### Text provided

Low Labor, Low Water, Hot Composting
COMPOSTING:
The biological reduction of organic materials into humus or soil.
HOT COMPOSTING:
Heat generated in the damp volume of organic materials decomposes materials into soil. (takes a few months)
COLD COMPOSTING:
Allowing materials to decompose slowly without intervention. (takes years in the dry desert)
COMPONENTS OF COMPOSTING
The Rodale Book of COMPOSTING paperback, 1990, lists 71 sources of nitrogen, 25 sources of phosphate, 56 sources of potash.
ORGANIC MATERIALS include, but not limited to:
WET: (nitrogen) fresh plant trimmings (no oleander), weeds, kitchen vegetable wastes, fresh chicken or rabbit manure... DRY: (carbon) dried plant trimmings,(no oleander), dried weeds, paper, cardboard, hair, worn out natural fiber clothes, towels, sheets, dry chicken or rabbit manure, feathers, left over chunks from the last compost sifting.
Never use oleander.
NATURAL ACTIVATORS:
manure, kitchen scraps, dried blood, compost, humus rich soil, URINE from healthy people, consider medications or infections.
USING URINE FOR COMPOST MOISTURE.
Less Flush. Watershed Management Group estimates that by not flushing for urine each person saves daily up to 10 gallons of drinking water. That’s saving 3,650 gallons per person per year and up to 550 kilowatt hours each year pumping the water up hill, and treating the water before we flush and treating the waste water after. I think we save even more water and pumping power.
Did you know a large part of the electricity used in the desert is for pumping water. Well anywhere, but mostly in the deserts.
Urine contains nitrogen, potassium, and phosphorus, is a compost activator, and can be used as a direct plant fertilizer diluted with 10 parts H2O.
Pre-soak dry materials in urine, add urine to the materials in the bin as needed. The hot process dries out the material in the center of the pile.
Odor is gone from the compost bin in a few days. In the desert we keep the bins covered to keep in moisture unless it is currently raining. My best friend delivers a few gallons of urine to my door step and I say “Look Honey, the Urine Fairy came last night.”

######
### Source information

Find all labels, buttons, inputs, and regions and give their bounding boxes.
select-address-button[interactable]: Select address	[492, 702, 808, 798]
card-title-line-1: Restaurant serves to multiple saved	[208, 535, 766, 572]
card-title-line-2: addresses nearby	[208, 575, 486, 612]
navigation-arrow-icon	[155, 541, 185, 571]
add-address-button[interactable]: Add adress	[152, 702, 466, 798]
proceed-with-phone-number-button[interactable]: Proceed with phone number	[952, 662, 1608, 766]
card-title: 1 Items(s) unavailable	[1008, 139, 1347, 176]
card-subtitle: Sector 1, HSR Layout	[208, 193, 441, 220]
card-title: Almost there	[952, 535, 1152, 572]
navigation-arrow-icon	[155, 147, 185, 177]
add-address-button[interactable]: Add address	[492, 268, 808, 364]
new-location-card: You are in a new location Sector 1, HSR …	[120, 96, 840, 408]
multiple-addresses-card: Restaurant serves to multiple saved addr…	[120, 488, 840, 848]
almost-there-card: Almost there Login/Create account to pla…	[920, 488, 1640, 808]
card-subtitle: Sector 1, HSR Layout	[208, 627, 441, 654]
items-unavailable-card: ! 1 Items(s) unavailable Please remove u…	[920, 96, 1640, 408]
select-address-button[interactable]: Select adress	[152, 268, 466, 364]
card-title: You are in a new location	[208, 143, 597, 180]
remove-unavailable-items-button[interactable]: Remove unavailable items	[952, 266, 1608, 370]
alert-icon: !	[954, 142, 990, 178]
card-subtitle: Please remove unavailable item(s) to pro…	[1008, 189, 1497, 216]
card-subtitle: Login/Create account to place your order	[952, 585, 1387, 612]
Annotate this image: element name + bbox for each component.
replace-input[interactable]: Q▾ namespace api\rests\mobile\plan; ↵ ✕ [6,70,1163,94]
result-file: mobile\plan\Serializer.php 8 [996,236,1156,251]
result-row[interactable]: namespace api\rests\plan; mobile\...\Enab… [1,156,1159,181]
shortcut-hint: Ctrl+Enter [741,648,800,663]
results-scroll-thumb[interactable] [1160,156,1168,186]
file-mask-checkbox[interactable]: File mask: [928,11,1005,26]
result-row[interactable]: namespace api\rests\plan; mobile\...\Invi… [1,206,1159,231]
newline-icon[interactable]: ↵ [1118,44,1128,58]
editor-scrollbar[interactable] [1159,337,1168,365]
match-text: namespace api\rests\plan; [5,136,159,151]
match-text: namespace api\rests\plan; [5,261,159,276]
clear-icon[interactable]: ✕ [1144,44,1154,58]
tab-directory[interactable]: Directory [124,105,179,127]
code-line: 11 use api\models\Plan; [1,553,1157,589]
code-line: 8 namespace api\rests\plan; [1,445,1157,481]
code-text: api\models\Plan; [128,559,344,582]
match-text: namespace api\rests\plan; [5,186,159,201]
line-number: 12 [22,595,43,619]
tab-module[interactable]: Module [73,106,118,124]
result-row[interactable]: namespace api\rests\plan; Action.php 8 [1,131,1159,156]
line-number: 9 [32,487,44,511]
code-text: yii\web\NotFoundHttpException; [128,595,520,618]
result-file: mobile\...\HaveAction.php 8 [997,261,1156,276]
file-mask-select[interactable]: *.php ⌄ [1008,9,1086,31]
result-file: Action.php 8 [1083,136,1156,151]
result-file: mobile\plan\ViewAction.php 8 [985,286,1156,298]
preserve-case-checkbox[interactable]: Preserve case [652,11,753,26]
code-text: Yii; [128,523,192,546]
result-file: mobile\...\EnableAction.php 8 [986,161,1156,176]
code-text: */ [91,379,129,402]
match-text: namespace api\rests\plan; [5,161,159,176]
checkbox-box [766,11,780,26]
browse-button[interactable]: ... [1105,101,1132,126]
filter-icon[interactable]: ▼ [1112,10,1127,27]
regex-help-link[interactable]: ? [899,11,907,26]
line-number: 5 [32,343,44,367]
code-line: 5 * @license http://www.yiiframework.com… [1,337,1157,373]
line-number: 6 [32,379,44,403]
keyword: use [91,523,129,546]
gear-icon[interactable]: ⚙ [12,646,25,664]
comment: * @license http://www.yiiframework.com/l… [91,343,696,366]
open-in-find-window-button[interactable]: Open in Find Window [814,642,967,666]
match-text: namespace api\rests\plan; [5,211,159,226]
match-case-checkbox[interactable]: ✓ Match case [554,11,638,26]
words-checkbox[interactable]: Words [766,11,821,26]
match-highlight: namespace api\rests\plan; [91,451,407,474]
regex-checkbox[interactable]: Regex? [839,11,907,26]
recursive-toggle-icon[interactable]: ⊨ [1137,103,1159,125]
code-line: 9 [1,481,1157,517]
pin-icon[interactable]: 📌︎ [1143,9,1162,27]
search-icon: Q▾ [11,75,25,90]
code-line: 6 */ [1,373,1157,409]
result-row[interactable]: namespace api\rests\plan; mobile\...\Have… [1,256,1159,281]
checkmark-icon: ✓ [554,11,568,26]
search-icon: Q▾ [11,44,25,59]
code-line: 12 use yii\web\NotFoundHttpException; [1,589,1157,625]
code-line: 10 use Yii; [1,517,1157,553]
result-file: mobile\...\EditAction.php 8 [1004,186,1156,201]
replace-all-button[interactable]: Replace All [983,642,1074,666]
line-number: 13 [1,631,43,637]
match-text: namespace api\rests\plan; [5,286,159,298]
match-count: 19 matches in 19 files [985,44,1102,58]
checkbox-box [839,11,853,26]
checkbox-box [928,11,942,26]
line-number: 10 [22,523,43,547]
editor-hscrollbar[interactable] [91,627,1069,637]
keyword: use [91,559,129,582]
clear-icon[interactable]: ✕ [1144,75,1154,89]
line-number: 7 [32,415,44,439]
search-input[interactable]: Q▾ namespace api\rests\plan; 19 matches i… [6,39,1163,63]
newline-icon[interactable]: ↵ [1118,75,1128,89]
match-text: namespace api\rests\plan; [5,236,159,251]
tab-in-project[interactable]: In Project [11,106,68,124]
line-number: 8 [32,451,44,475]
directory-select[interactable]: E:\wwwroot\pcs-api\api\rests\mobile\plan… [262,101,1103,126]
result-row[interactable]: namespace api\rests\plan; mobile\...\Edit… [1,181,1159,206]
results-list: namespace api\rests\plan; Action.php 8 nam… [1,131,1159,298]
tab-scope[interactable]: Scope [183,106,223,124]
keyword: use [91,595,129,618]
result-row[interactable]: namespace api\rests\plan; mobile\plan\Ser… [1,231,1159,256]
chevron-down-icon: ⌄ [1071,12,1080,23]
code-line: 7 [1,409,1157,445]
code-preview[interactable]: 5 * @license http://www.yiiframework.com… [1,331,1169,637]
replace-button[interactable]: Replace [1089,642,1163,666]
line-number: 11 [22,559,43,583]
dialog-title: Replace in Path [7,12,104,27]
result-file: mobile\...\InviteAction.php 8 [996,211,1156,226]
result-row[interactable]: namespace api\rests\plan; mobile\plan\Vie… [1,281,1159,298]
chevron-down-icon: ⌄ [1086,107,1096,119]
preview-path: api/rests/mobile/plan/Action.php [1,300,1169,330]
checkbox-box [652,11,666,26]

######

What you will do:
A. In the text on hot composting, how much water is urine diluted with when it is used directly as a plant fertilizer?
B. Extend the text on low-labor, low-water hot composting, starting after its final sentence.

Answer set:
A. It is diluted with 10 parts water (H2O).

B.
PRE-SOAK METHOD
Make basin in center of materials for evaporated moisture to drip down from plastic bag coverings. Use plastic bags on top of materials even with a bin's plastic lid.
After compost’s hot process you can make a collar on the top of the bin, fill with more unfinished compost, top with a few inches of finished soil and plant garden on top. When growing season is over the rough compost below is well aged, kept moist by watering plants above and ready to sift out finished soil for next season’s planting.
Any large chunks sifted out contain starter microbes and bacteria for the next batch of compost, prevent compaction, and continues to break down. The more varied the materials the richer the compost mix.
The average household with vegetable garden and landscaping can transform 54-125 cubic feet of organic material to 15-30 cubic feet of composted soil instead of landfill every year. I compost yard materials from three yards, and friends bring me bags of mesquite beans every summer and bags of mesquite leaves every spring.
HOT COMPOSTING
PROS: quick, kills most weed seeds and pathogens.
CONS: more labor intensive, requires moisture, requires mass, conserves less nitrogen.
COLD COMPOSTING
PROS: Low labor, contains disease suppressing microbes, more nitrogen, requires little mass.
CONS: nutrient loss with extended exposure, can take up to 3 years in the desert, doesn’t kill pathogens or weed seeds.